> PROVIDED TEXT
- - - - - - -

Ketamine is a dissociative anesthetic that’s also used (in controlled medical settings) for depression and suicidality, including IV ketamine clinics and intranasal esketamine (Spravato). Its core pharmacology is NMDA-receptor antagonism, which can rapidly shift glutamate signaling and produce short-term changes in perception, mood, and pain. Compared with many classic antidepressants, ketamine’s antidepressant effects—when they occur—can be faster, but the experience is also more acute/“state-changing” (dissociation is common).
Mechanistically, ketamine is often discussed in terms of neuroplasticity: research reviews describe downstream effects that can increase synaptogenesis and synaptic strength, involving AMPA signaling, BDNF/TrkB, and mTOR-related pathways in various models. (ScienceDirect) That said, these are general depression/neuroplasticity frameworks—not PFS/PSSD/PAS-specific mechanisms—and they don’t automatically translate into durable benefit for people whose symptoms are driven by other “stuck” biology.
Anecdotes (Community Reports):
https://www.reddit.com/r/PSSD/comments/1nppzda/ketamine_for_anhedonian/
https://www.reddit.com/r/PSSD/comments/17897gn/ketamine_is_the_shit/
https://www.reddit.com/r/PSSD/comments/1cn7gd8/experienced_with_ketamine/
How to Interpret This Page
This page summarizes anecdotal reports and community observations, not medical evidence. “Risk” here refers to how frequently severe or prolonged symptom worsening is reported, not to proven causation or population-wide probability. Individual responses vary widely, and absence of issues in some users does not rule out significant reactions in others.
Community Reports: Mixed Outcomes & Variable Risk Signal
Overall pattern: In PFS/PSSD/PAS communities, ketamine is usually described as mixed but often “mild”—some people report modest mood relief or temporary stress-buffering, others report no real change, and some report feeling worse (often anxiety, sleep disruption, emotional flattening, or a general destabilized “wired” feeling afterward). The reports that stand out most are often transient (helpful or harmful) rather than dramatic, lasting shifts in baseline.
Why it may not “hit the core mechanism”: Even if ketamine increases neuroplasticity in a broad sense, many users interpret their experience as symptomatic (mood state / stress / sleep) rather than a direct fix for the underlying drivers they associate with PFS/PSSD/PAS. In other words, it may change the “state” without reliably changing the “trait,” and some people find the after-effects (rebound anxiety, sleep issues, emotional weirdness) outweigh any short window of relief.
Practical Caution Signal
Even when people view ketamine as “not a big crasher,” it’s still a high-impact CNS drug. Medical labeling for esketamine includes boxed warnings around sedation, dissociation, respiratory depression, and abuse/misuse risk, and it’s administered under a risk-management/monitoring program. FDA Access Data Separately, frequent/recreational ketamine exposure is strongly associated with ketamine-induced urinary tract injury/cystitis in the medical literature—typically in heavier/chronic use patterns, but important enough to be on the radar.
Evidence Basis
Established pharmacology and clinical use of ketamine/esketamine; mechanistic literature on NMDA antagonism and downstream neuroplasticity pathways (AMPA/BDNF/mTOR); FDA labeling and safety warnings for esketamine; anecdotal reports (online forums, self-reports).

- - - - - - -

> PROVIDED DATA
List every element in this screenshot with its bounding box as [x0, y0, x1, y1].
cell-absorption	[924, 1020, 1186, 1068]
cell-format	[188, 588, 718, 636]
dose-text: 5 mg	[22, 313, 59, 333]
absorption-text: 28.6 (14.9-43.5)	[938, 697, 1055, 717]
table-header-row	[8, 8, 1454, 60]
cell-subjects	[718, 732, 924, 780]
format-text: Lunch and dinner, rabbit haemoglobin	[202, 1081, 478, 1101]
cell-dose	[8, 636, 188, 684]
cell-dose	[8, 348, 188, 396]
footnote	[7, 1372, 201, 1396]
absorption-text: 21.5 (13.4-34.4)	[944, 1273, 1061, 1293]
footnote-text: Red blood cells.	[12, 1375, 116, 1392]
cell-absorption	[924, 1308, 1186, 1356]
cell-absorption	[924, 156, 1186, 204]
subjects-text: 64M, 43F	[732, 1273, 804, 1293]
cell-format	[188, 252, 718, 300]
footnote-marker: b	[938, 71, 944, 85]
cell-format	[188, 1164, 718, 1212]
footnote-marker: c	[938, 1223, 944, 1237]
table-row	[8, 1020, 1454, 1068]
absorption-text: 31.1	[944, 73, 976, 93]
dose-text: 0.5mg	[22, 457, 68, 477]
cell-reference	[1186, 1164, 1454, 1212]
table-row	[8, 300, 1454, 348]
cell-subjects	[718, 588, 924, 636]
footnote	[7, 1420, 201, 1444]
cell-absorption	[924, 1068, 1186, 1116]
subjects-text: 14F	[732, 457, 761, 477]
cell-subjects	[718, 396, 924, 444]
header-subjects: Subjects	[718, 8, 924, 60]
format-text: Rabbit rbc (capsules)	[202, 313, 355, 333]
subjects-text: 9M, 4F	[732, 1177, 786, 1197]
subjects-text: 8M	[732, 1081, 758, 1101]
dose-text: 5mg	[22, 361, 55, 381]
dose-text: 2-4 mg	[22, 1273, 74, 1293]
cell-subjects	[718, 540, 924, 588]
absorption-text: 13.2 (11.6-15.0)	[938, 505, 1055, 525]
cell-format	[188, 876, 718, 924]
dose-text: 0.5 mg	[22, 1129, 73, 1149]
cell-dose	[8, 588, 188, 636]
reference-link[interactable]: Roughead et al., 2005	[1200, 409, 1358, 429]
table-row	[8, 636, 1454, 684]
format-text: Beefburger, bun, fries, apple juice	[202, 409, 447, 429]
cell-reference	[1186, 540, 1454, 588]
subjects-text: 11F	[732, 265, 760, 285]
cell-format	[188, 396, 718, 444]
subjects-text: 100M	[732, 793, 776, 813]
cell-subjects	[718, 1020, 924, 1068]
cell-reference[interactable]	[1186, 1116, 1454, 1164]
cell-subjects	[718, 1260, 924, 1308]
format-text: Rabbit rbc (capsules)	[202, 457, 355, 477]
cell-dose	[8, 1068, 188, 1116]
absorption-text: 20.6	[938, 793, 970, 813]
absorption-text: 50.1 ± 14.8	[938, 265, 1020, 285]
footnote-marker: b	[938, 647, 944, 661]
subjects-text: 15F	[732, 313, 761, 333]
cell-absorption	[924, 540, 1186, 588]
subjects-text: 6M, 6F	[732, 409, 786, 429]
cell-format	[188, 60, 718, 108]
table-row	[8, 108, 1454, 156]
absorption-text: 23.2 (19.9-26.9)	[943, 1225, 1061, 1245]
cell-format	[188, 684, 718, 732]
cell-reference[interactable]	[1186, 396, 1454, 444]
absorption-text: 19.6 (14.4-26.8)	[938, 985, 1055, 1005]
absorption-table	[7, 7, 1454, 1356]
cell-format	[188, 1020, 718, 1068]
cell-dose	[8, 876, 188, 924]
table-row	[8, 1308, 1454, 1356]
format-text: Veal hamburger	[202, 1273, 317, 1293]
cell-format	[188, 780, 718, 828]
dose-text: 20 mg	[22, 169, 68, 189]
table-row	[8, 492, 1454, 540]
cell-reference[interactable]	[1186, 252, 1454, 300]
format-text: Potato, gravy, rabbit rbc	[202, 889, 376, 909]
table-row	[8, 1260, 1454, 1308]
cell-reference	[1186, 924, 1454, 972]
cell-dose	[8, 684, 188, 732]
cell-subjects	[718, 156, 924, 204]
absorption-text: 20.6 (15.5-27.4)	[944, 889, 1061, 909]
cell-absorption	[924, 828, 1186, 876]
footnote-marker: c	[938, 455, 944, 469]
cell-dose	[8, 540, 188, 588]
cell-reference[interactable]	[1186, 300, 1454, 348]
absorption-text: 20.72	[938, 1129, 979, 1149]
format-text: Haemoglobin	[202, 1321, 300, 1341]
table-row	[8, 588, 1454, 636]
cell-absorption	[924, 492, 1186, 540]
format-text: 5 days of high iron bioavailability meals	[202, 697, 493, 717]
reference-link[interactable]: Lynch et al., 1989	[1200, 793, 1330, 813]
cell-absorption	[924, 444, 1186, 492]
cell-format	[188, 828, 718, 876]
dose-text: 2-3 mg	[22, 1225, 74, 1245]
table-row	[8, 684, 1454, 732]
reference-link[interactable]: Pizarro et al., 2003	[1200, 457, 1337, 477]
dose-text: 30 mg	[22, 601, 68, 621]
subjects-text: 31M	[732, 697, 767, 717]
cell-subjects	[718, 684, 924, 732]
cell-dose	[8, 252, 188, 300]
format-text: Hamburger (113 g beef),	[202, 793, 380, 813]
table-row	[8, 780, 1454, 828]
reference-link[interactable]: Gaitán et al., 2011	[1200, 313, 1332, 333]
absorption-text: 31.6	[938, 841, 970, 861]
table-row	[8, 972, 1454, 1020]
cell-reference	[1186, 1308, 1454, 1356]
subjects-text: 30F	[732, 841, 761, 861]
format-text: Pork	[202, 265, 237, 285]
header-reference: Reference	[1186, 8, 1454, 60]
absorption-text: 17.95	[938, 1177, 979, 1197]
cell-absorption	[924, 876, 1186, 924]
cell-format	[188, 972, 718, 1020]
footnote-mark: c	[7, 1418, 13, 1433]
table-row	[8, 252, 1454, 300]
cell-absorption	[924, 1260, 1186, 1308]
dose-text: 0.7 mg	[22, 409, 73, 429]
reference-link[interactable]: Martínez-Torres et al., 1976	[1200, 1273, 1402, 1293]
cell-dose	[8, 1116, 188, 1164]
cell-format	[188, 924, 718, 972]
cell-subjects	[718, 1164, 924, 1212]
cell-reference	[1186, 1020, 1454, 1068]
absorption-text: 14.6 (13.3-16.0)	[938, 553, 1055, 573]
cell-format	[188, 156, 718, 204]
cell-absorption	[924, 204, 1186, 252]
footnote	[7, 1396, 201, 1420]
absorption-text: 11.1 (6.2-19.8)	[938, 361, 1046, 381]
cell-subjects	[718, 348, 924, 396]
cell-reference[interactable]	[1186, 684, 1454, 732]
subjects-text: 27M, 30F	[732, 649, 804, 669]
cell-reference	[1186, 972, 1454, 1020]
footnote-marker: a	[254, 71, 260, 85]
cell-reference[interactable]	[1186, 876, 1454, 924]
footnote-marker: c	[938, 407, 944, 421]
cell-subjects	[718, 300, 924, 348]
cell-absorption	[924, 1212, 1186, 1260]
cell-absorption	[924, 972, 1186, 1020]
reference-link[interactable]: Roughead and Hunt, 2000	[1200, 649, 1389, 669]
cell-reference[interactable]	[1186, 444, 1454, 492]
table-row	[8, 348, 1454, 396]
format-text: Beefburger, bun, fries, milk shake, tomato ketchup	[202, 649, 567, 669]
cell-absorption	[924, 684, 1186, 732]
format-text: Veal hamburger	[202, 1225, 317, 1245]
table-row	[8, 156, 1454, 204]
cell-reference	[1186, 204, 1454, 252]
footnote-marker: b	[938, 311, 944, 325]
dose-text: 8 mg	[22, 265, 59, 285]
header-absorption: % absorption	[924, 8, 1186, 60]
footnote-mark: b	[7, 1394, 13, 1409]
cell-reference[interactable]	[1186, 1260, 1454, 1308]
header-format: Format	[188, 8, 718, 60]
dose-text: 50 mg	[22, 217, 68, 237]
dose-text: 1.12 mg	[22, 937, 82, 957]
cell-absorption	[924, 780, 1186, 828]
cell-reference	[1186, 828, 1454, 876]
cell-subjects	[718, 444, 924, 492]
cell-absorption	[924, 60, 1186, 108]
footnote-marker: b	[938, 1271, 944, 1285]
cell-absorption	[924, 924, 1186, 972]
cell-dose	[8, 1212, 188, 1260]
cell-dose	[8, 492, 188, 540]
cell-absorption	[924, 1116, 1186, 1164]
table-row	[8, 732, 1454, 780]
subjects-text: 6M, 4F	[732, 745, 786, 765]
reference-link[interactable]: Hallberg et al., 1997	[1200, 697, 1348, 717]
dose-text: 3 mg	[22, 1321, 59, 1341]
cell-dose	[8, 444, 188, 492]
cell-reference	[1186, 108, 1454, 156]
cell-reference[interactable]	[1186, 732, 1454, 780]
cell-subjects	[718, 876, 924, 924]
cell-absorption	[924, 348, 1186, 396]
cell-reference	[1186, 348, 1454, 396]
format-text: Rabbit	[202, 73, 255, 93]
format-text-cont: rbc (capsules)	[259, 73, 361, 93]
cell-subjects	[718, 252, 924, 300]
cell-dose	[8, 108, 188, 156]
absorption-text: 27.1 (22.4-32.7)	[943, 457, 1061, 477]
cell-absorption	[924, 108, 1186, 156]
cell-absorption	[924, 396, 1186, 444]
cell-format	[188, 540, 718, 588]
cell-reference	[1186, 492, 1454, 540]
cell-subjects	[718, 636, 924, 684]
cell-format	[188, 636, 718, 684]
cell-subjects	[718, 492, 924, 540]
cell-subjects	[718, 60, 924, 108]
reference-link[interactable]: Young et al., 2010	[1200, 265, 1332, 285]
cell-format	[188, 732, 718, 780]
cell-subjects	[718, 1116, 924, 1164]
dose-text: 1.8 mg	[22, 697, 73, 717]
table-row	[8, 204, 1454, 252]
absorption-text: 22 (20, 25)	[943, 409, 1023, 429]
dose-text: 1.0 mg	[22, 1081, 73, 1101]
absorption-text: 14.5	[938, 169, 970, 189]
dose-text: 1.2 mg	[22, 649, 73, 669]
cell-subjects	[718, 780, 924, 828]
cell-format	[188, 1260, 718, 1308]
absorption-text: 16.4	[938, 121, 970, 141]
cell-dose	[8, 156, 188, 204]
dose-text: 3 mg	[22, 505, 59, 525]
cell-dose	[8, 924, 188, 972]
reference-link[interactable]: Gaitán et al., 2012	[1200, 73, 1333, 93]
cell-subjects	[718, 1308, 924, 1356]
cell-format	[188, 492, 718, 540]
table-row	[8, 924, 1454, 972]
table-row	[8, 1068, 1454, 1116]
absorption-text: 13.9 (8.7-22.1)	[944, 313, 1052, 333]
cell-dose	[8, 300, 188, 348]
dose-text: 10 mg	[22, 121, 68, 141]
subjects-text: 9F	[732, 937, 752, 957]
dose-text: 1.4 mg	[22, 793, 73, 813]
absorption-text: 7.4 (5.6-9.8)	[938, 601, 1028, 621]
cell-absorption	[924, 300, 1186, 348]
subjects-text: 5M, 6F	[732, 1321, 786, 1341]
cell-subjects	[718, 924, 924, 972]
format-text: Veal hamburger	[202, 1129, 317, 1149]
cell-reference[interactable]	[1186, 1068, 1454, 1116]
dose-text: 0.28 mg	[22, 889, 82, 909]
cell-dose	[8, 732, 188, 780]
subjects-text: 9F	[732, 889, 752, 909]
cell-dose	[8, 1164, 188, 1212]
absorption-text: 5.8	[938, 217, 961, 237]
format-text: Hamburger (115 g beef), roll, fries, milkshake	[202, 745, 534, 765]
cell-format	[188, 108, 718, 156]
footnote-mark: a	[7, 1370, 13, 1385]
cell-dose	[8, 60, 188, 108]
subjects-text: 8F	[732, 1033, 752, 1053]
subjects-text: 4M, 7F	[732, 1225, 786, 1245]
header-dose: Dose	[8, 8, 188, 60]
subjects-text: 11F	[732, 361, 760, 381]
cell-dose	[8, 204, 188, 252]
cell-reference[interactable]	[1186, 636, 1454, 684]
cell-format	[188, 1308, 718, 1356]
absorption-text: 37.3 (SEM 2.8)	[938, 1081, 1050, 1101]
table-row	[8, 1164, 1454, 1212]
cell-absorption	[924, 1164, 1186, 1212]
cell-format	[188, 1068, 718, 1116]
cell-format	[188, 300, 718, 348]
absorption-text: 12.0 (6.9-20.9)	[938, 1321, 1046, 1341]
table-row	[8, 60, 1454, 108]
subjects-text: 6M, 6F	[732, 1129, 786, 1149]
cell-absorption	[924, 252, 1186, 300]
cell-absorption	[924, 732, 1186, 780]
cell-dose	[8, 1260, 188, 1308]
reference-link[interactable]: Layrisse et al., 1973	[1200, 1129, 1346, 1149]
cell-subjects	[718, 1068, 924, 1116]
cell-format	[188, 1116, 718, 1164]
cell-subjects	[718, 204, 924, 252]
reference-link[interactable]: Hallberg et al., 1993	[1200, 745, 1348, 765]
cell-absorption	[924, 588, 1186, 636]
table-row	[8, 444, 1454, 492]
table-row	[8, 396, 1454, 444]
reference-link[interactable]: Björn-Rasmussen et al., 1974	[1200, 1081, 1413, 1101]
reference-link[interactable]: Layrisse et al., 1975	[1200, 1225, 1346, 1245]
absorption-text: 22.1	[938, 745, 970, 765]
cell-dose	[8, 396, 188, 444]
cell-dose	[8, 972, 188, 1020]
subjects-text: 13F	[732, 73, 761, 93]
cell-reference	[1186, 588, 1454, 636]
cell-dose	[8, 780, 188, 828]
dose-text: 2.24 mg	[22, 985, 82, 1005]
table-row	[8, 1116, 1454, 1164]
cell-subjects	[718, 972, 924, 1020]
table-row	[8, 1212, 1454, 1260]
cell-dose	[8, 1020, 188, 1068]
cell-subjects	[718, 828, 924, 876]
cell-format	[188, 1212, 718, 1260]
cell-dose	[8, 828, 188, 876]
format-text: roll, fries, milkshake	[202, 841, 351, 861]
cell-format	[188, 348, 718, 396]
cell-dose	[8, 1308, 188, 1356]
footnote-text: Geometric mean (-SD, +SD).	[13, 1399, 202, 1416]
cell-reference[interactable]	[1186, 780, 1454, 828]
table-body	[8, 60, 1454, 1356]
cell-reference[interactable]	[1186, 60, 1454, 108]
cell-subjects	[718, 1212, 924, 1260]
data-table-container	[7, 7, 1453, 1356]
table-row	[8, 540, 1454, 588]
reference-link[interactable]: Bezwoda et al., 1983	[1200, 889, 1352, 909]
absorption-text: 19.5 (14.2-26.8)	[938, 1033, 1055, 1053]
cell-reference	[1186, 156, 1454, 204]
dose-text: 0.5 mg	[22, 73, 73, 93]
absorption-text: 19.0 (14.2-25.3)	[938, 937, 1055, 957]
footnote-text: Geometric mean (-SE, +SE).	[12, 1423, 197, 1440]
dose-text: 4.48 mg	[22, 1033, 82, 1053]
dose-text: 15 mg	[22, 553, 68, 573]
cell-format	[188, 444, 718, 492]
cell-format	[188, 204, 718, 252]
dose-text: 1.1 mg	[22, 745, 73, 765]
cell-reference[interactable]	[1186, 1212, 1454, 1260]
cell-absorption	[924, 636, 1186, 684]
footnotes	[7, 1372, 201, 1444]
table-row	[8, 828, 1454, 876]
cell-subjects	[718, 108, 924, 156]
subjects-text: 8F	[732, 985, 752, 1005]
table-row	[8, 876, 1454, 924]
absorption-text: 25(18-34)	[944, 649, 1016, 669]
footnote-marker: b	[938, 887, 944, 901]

- - - - - - -

> TASKS
- 1) From the ketamine page, output everything from "Ketamine is a" down to "(dissociation is common).", copied word for word.
- 2) Turn the paragraph of the ketamine page that begins "Even when people view ketamine" into a short bulleted list that keeps its main facts.

> SOLUTION SET
- 1)
Ketamine is a dissociative anesthetic that’s also used (in controlled medical settings) for depression and suicidality, including IV ketamine clinics and intranasal esketamine (Spravato). Its core pharmacology is NMDA-receptor antagonism, which can rapidly shift glutamate signaling and produce short-term changes in perception, mood, and pain. Compared with many classic antidepressants, ketamine’s antidepressant effects—when they occur—can be faster, but the experience is also more acute/“state-changing” (dissociation is common).

- 2)
- Even people who see ketamine as "not a big crasher" are dealing with a high-impact CNS drug.
- Esketamine's medical labeling includes boxed warnings for sedation, dissociation, respiratory depression, and abuse/misuse risk.
- Esketamine is administered under a risk-management/monitoring program.
- Medical literature strongly associates frequent or recreational ketamine exposure with ketamine-induced urinary tract injury/cystitis. This is typically seen with heavier or chronic use, but it is important enough to keep on the radar.